■ TASK REQUIREMENTS
In the data that follows, count every line holding the string "structured" and give the count alone.

:: ENTRIES SHOWN

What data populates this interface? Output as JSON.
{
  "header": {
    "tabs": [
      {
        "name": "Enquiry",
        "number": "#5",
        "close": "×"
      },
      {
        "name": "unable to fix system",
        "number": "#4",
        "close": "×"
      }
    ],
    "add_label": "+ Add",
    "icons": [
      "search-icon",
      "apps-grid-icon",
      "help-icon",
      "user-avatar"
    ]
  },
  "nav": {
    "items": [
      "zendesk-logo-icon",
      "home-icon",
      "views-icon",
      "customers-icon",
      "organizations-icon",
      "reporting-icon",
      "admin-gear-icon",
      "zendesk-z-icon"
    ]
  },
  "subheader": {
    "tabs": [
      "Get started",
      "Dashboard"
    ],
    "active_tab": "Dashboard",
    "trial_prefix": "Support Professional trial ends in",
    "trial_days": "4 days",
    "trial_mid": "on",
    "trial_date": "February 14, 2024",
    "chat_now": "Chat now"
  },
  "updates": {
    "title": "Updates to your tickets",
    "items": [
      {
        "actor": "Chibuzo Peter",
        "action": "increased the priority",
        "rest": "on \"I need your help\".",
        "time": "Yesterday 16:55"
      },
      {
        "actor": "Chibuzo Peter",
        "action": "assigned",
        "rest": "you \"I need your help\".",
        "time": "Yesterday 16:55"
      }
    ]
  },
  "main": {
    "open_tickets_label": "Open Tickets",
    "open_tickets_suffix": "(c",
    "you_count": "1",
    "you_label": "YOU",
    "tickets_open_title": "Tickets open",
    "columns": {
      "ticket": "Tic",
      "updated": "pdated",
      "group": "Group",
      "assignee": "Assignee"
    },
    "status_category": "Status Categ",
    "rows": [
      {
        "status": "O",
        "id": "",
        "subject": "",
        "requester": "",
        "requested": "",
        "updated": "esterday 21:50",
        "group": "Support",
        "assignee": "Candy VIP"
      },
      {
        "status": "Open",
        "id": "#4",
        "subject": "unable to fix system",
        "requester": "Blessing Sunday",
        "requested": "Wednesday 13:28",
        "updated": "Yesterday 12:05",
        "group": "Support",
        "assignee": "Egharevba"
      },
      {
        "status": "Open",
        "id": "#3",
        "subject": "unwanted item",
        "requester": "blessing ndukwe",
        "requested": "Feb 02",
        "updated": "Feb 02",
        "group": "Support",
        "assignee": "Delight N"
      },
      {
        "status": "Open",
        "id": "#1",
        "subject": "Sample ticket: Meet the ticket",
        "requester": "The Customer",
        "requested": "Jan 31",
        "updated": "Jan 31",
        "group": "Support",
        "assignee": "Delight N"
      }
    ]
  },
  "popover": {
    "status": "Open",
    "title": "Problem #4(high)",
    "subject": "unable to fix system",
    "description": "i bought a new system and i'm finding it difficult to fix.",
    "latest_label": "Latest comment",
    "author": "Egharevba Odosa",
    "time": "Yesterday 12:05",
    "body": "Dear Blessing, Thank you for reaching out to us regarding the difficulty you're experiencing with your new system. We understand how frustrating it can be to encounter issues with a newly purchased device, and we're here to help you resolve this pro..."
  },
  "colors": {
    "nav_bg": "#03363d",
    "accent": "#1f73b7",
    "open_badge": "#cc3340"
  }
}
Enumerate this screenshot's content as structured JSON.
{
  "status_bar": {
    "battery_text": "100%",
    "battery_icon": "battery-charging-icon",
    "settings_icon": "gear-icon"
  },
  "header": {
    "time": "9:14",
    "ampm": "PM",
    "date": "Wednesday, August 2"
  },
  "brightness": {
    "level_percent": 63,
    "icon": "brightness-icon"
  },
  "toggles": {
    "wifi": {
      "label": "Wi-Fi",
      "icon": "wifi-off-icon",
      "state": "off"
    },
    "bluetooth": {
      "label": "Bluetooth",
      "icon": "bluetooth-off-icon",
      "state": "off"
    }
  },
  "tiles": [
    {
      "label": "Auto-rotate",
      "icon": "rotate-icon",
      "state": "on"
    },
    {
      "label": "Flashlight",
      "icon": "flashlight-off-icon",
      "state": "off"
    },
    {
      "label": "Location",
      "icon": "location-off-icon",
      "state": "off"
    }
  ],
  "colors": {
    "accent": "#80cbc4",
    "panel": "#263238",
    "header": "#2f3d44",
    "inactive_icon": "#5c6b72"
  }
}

::::
:: ENTRIES SHOWN

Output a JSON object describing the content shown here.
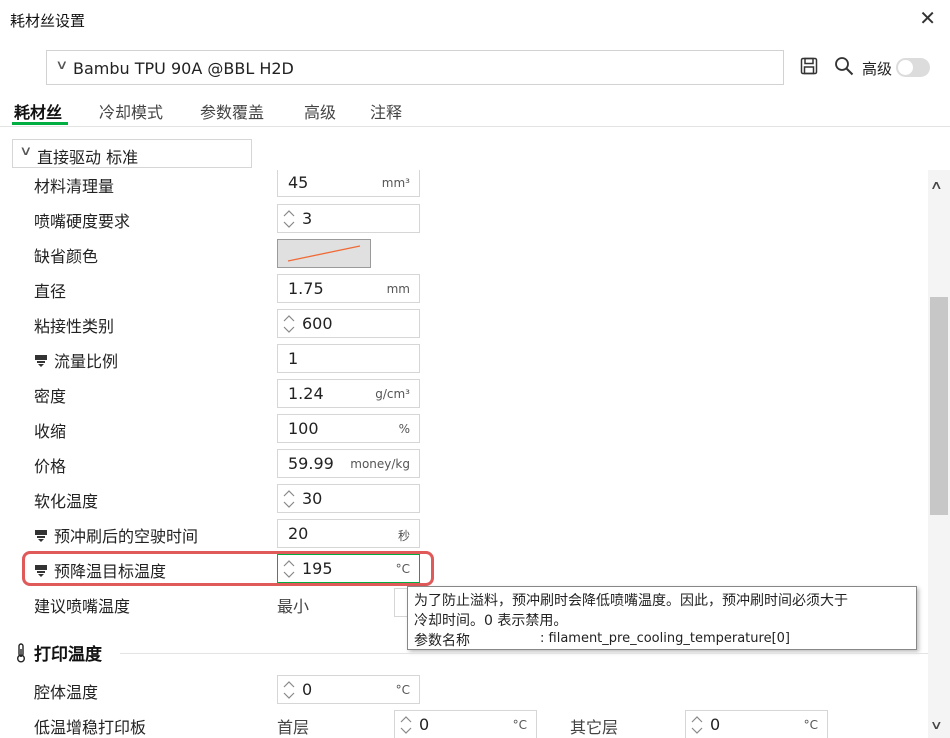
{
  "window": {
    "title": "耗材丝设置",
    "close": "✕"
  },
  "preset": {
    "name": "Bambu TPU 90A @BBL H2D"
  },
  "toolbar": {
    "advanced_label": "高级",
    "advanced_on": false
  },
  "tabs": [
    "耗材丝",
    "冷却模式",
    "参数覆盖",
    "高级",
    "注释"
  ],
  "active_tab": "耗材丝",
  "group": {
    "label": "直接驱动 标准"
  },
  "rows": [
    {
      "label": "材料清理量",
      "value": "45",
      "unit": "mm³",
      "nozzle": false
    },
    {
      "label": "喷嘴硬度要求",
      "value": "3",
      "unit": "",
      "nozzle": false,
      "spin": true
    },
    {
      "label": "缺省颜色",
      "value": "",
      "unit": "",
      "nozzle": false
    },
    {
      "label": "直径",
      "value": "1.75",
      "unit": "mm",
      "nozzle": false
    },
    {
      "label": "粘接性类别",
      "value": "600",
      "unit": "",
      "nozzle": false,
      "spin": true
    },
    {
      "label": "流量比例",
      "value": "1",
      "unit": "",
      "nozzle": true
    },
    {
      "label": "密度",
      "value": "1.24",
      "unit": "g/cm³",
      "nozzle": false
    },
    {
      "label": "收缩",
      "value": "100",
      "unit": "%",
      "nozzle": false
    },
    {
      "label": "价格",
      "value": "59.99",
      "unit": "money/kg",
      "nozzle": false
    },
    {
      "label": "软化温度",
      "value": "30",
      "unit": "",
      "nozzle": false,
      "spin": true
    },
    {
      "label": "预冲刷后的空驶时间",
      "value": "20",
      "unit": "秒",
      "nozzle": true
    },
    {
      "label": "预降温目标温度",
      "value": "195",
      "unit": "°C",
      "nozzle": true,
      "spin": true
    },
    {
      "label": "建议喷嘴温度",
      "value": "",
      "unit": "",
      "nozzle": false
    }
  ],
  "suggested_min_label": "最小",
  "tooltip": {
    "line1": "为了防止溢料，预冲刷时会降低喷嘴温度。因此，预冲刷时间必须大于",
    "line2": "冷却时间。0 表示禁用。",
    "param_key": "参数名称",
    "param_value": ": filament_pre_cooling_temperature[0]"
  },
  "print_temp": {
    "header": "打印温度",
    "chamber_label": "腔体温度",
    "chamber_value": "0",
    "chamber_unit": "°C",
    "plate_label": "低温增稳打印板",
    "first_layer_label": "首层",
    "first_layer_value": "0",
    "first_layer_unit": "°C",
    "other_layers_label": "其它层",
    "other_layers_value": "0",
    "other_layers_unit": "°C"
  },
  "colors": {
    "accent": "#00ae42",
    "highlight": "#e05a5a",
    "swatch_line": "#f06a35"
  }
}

::::
:: ENTRIES SHOWN

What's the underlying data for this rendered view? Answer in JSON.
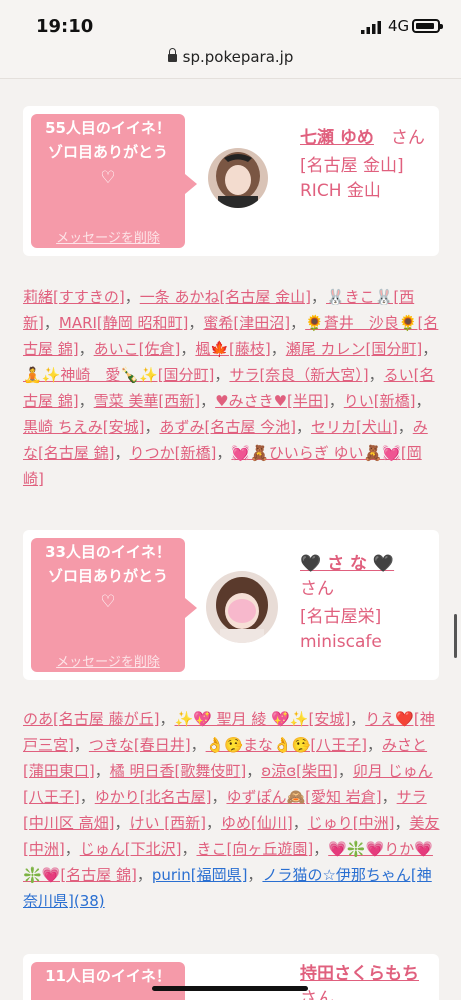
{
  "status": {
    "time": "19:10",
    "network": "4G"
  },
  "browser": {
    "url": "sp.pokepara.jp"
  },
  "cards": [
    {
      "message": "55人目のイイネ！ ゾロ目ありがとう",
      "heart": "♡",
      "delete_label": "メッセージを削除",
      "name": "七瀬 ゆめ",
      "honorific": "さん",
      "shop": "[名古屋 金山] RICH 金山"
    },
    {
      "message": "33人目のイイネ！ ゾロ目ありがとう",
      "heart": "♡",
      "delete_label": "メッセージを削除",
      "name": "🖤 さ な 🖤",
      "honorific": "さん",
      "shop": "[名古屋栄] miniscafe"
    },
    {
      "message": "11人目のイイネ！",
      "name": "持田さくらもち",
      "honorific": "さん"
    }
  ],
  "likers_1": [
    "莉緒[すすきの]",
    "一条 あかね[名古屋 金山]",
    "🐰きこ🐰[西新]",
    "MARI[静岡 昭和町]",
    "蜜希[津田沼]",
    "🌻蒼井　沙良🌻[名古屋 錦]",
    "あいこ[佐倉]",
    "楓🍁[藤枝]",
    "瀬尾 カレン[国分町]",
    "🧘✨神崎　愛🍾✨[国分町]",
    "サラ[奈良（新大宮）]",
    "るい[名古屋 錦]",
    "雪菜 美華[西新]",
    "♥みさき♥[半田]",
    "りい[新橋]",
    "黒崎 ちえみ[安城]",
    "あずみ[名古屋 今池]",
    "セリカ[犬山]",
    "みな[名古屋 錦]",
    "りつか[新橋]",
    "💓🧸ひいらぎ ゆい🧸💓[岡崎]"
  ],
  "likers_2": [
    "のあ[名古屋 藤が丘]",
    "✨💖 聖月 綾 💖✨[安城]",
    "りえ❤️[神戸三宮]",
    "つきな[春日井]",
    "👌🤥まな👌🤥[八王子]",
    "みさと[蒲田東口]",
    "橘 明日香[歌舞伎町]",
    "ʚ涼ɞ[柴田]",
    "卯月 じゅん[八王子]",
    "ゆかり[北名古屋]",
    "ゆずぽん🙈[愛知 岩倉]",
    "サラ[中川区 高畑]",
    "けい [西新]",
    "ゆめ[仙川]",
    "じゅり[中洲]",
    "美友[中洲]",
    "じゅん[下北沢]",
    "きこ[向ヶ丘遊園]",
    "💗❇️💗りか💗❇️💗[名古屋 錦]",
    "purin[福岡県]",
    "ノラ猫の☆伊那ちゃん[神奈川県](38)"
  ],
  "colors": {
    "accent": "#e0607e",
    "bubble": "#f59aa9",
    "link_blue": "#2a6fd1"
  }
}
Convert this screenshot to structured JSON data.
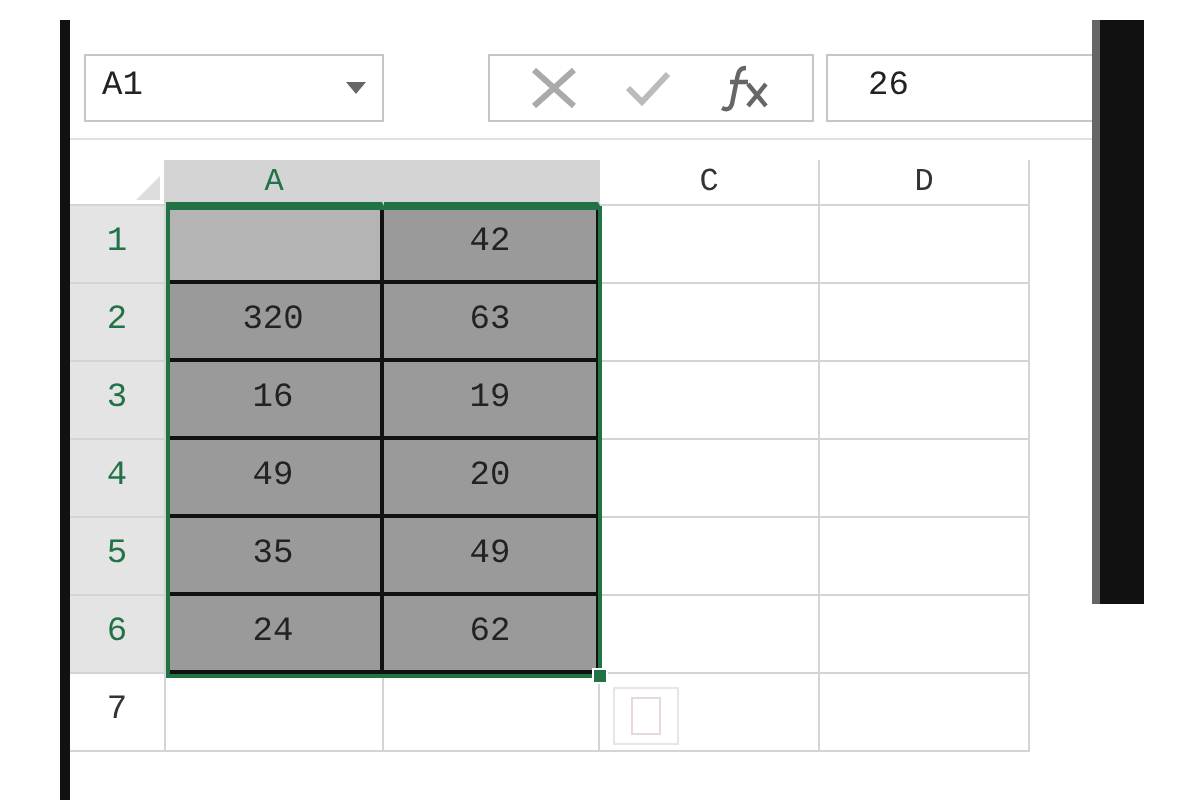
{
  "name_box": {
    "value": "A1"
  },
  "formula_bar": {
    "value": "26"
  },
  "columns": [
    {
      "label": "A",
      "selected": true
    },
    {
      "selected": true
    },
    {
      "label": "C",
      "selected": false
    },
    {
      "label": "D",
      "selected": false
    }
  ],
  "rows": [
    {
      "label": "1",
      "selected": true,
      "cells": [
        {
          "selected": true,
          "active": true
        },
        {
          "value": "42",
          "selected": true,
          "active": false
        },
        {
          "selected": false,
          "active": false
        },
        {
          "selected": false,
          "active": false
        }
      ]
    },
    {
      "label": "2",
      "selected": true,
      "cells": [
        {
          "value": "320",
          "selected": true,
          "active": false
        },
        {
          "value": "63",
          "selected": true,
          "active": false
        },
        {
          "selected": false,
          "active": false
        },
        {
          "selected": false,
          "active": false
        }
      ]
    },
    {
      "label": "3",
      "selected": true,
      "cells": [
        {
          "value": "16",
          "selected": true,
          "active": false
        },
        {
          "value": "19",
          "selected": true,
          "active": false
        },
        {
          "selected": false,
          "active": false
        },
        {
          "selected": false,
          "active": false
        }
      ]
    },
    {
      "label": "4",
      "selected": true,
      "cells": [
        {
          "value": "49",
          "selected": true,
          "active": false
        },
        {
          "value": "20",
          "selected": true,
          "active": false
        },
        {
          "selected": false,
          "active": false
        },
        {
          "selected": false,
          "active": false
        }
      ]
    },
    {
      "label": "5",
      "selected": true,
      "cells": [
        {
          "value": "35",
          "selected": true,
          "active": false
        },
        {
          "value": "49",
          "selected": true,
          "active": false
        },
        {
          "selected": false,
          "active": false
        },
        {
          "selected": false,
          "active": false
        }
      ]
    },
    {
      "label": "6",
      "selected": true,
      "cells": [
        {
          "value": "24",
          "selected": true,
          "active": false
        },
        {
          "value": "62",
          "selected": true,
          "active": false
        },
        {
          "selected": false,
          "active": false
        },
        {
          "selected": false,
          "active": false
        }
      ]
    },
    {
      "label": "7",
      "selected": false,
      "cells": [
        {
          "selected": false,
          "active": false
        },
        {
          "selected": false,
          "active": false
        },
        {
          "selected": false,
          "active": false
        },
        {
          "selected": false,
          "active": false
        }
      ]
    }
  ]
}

::::

■ WRITTEN ANSWER
2